REQUIREMENTS: From the entries that follow, gather each line holding the word "Services".

RECORDS SHOWN:

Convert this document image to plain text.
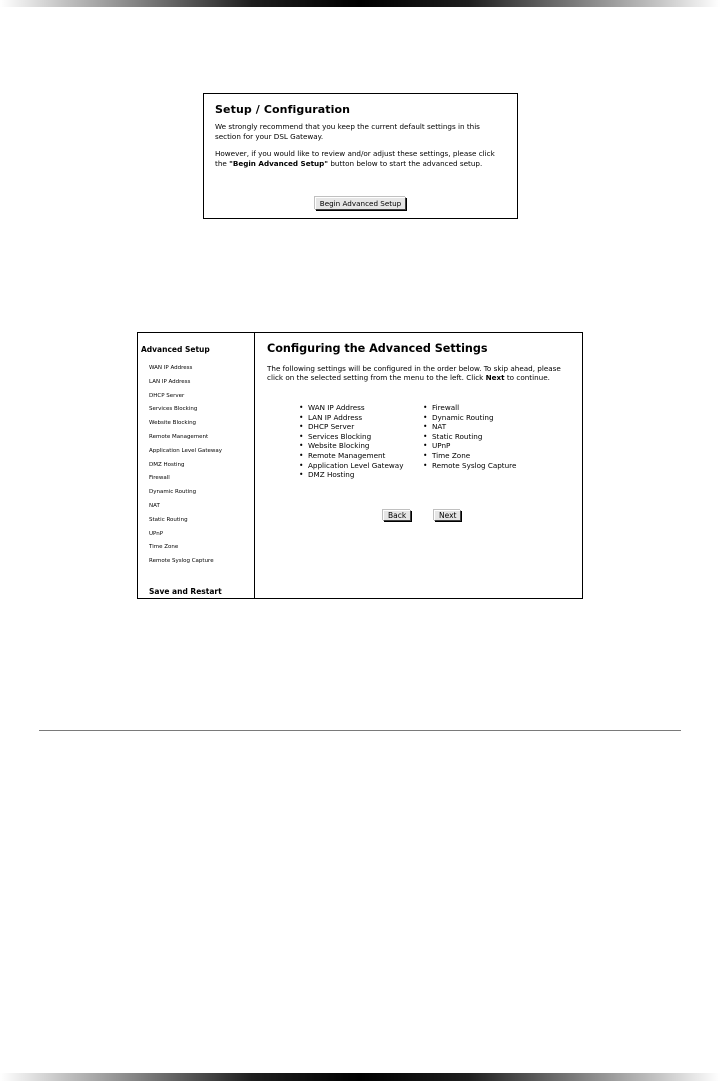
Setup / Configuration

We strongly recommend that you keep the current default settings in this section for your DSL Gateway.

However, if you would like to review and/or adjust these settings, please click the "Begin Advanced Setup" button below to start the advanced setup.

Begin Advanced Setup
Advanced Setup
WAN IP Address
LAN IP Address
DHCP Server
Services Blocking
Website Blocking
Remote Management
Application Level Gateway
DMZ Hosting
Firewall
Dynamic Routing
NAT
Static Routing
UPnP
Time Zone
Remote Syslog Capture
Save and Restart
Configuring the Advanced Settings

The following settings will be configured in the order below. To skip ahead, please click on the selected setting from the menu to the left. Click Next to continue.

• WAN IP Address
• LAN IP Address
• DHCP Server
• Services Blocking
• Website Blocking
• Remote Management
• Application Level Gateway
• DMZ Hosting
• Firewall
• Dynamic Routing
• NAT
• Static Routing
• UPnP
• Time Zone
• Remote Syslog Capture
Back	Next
==
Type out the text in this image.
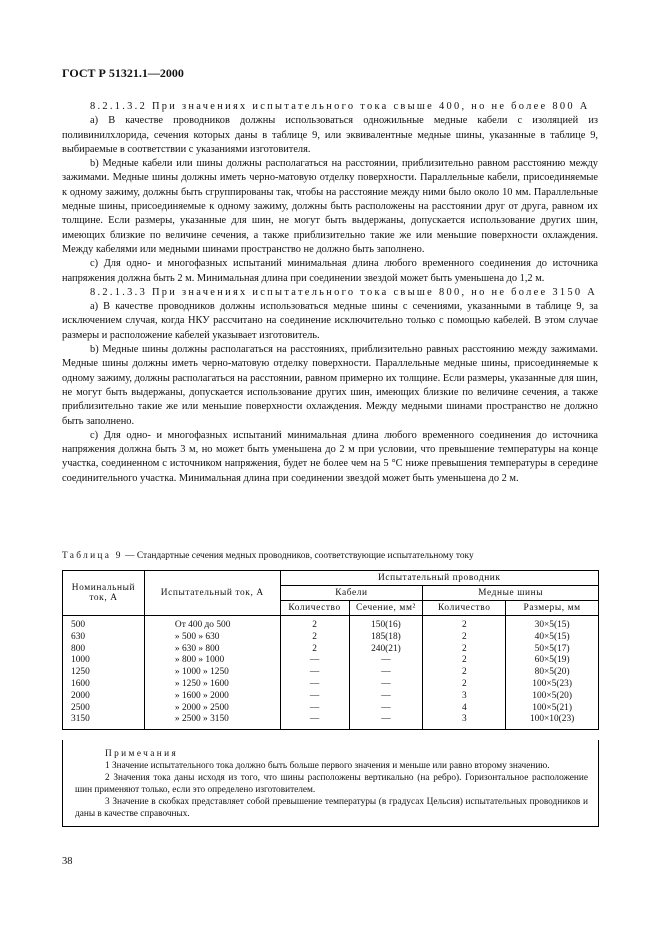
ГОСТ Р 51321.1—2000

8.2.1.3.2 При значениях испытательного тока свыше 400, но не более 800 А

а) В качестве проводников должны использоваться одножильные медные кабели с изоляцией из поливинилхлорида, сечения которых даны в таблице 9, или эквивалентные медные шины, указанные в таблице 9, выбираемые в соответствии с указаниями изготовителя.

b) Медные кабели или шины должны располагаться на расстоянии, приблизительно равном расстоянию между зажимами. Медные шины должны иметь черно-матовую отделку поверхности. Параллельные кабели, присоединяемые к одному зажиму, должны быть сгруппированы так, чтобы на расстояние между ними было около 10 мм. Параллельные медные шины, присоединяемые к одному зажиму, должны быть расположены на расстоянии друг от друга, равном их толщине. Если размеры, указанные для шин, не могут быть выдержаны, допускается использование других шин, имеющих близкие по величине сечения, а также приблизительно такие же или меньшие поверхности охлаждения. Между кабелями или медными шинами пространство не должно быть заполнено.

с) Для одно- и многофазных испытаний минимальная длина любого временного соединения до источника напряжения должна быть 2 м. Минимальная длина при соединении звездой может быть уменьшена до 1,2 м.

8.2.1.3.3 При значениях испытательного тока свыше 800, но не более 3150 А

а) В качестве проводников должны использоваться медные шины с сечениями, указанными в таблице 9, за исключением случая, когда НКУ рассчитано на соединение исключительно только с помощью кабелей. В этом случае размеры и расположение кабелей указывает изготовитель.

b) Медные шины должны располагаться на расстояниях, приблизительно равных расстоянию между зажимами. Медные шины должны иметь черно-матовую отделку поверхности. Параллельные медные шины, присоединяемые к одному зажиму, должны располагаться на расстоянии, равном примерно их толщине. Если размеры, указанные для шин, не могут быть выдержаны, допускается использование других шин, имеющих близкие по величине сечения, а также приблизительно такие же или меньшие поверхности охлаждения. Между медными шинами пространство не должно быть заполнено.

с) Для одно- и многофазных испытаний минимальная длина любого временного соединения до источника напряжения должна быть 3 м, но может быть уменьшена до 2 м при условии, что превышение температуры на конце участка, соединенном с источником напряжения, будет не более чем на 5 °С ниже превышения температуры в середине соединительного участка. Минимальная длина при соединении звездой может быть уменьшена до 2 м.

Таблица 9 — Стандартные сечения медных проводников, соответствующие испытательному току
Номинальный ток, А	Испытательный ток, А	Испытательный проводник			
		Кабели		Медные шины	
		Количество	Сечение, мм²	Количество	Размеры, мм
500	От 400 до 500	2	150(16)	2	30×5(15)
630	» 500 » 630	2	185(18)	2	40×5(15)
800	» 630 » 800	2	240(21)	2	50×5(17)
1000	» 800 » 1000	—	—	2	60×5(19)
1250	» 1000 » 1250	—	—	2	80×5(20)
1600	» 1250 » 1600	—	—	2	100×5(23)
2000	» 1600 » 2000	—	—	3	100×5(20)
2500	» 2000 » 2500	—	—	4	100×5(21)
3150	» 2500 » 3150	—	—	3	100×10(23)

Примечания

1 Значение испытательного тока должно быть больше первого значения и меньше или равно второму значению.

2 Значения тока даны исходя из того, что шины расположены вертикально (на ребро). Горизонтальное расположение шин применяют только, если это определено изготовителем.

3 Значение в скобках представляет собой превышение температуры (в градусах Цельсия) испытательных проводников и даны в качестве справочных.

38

SOLUTION FOR THIS PROBLEM:
Services Blocking
• Services Blocking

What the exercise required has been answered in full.